[START]

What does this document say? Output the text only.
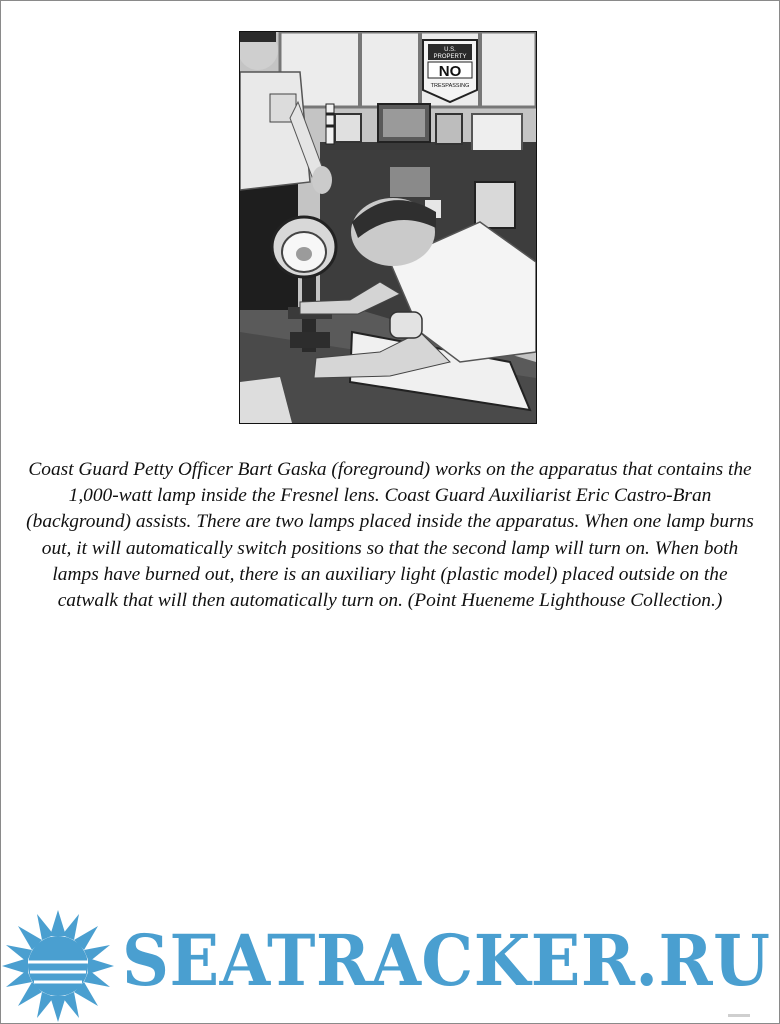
U.S.
PROPERTY
NO
TRESPASSING

Coast Guard Petty Officer Bart Gaska (foreground) works on the apparatus that contains the 1,000-watt lamp inside the Fresnel lens. Coast Guard Auxiliarist Eric Castro-Bran (background) assists. There are two lamps placed inside the apparatus. When one lamp burns out, it will automatically switch positions so that the second lamp will turn on. When both lamps have burned out, there is an auxiliary light (plastic model) placed outside on the catwalk that will then automatically turn on. (Point Hueneme Lighthouse Collection.)

SEATRACKER.RU
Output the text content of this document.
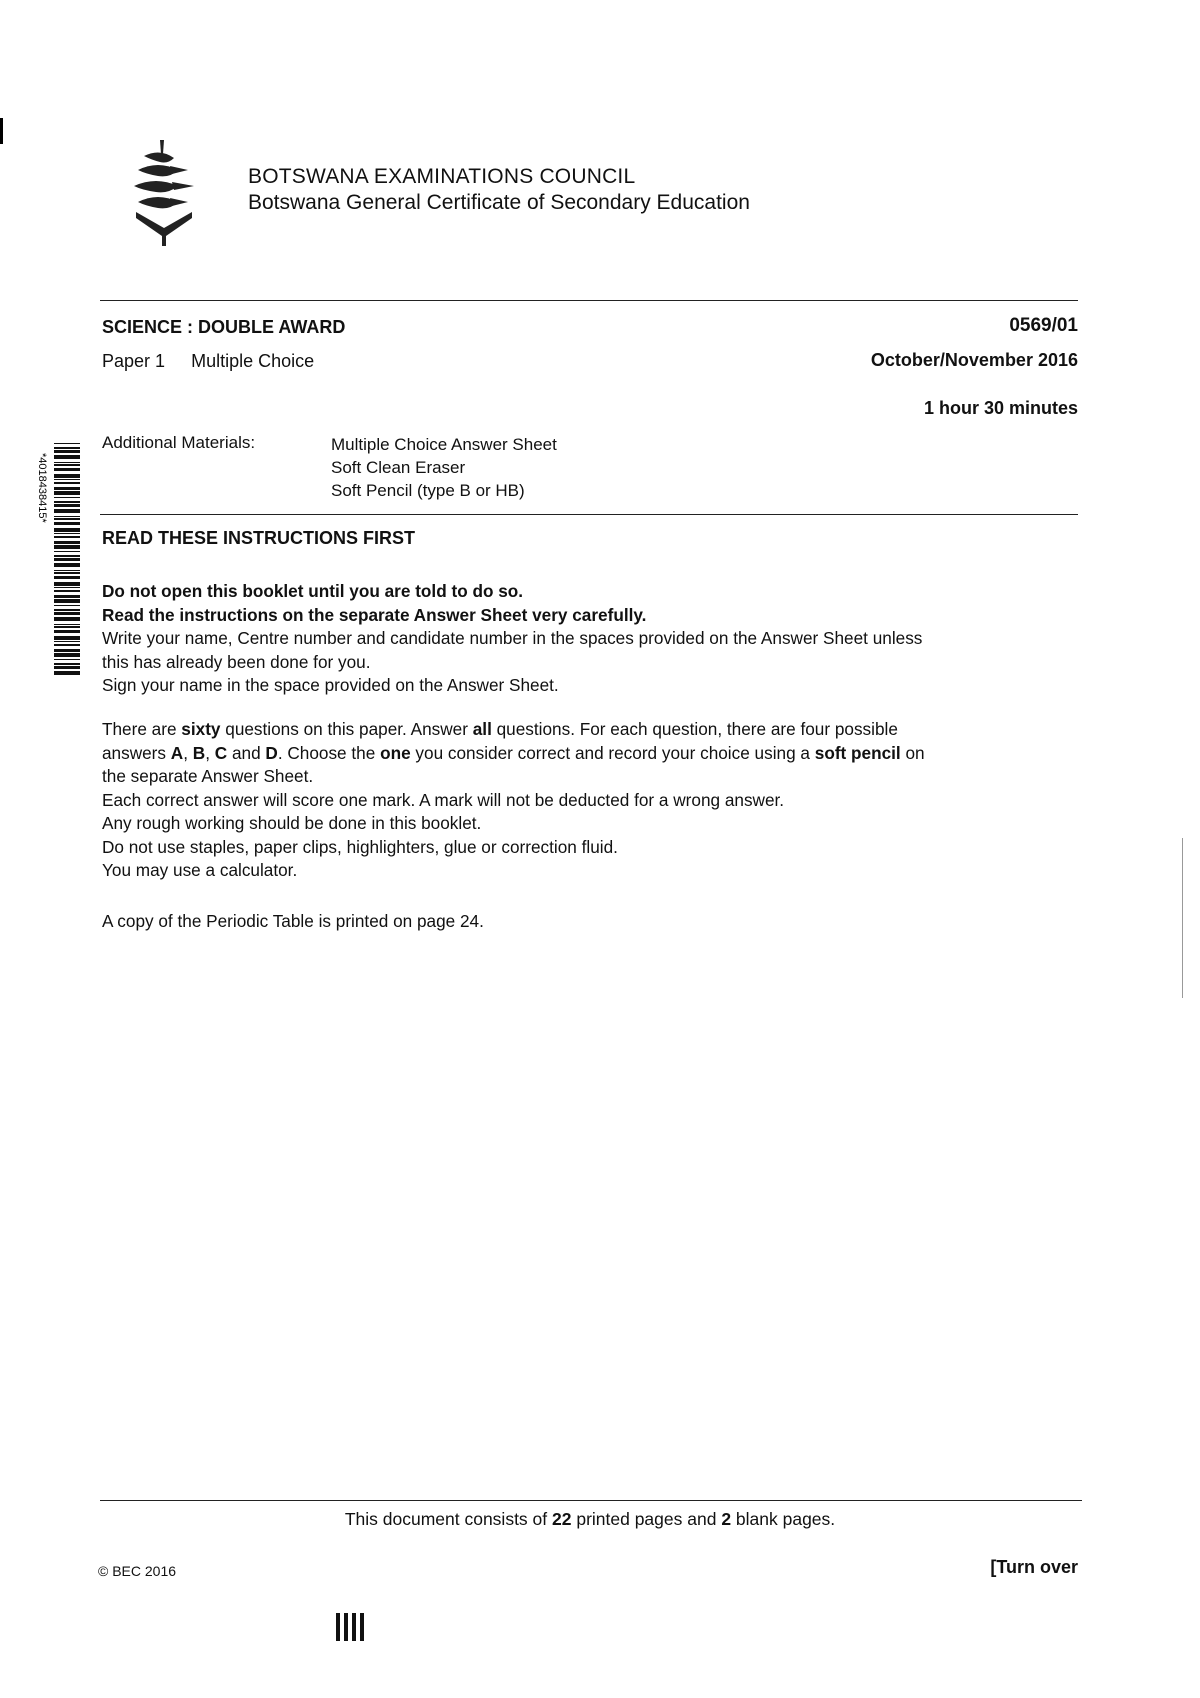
BOTSWANA EXAMINATIONS COUNCIL
Botswana General Certificate of Secondary Education
SCIENCE : DOUBLE AWARD	0569/01
Paper 1 Multiple Choice	October/November 2016
1 hour 30 minutes
Additional Materials:	Multiple Choice Answer Sheet
Soft Clean Eraser
Soft Pencil (type B or HB)
*4018438415*
READ THESE INSTRUCTIONS FIRST
Do not open this booklet until you are told to do so.
Read the instructions on the separate Answer Sheet very carefully.
Write your name, Centre number and candidate number in the spaces provided on the Answer Sheet unless
this has already been done for you.
Sign your name in the space provided on the Answer Sheet.
There are sixty questions on this paper. Answer all questions. For each question, there are four possible
answers A, B, C and D. Choose the one you consider correct and record your choice using a soft pencil on
the separate Answer Sheet.
Each correct answer will score one mark. A mark will not be deducted for a wrong answer.
Any rough working should be done in this booklet.
Do not use staples, paper clips, highlighters, glue or correction fluid.
You may use a calculator.
A copy of the Periodic Table is printed on page 24.
This document consists of 22 printed pages and 2 blank pages.
© BEC 2016	[Turn over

[END]

• _THE EXERCISE_
Quote every line of the records above exactly; no picture is to be copied.

• _OUTPUT_
What does this document say? Output the text only.
U.S.
PROPERTY
NO
TRESPASSING

Coast Guard Petty Officer Bart Gaska (foreground) works on the apparatus that contains the 1,000-watt lamp inside the Fresnel lens. Coast Guard Auxiliarist Eric Castro-Bran (background) assists. There are two lamps placed inside the apparatus. When one lamp burns out, it will automatically switch positions so that the second lamp will turn on. When both lamps have burned out, there is an auxiliary light (plastic model) placed outside on the catwalk that will then automatically turn on. (Point Hueneme Lighthouse Collection.)

SEATRACKER.RU
Output the text content of this document.
BOTSWANA EXAMINATIONS COUNCIL
Botswana General Certificate of Secondary Education
SCIENCE : DOUBLE AWARD	0569/01
Paper 1 Multiple Choice	October/November 2016
1 hour 30 minutes
Additional Materials:	Multiple Choice Answer Sheet
Soft Clean Eraser
Soft Pencil (type B or HB)
*4018438415*
READ THESE INSTRUCTIONS FIRST
Do not open this booklet until you are told to do so.
Read the instructions on the separate Answer Sheet very carefully.
Write your name, Centre number and candidate number in the spaces provided on the Answer Sheet unless
this has already been done for you.
Sign your name in the space provided on the Answer Sheet.
There are sixty questions on this paper. Answer all questions. For each question, there are four possible
answers A, B, C and D. Choose the one you consider correct and record your choice using a soft pencil on
the separate Answer Sheet.
Each correct answer will score one mark. A mark will not be deducted for a wrong answer.
Any rough working should be done in this booklet.
Do not use staples, paper clips, highlighters, glue or correction fluid.
You may use a calculator.
A copy of the Periodic Table is printed on page 24.
This document consists of 22 printed pages and 2 blank pages.
© BEC 2016	[Turn over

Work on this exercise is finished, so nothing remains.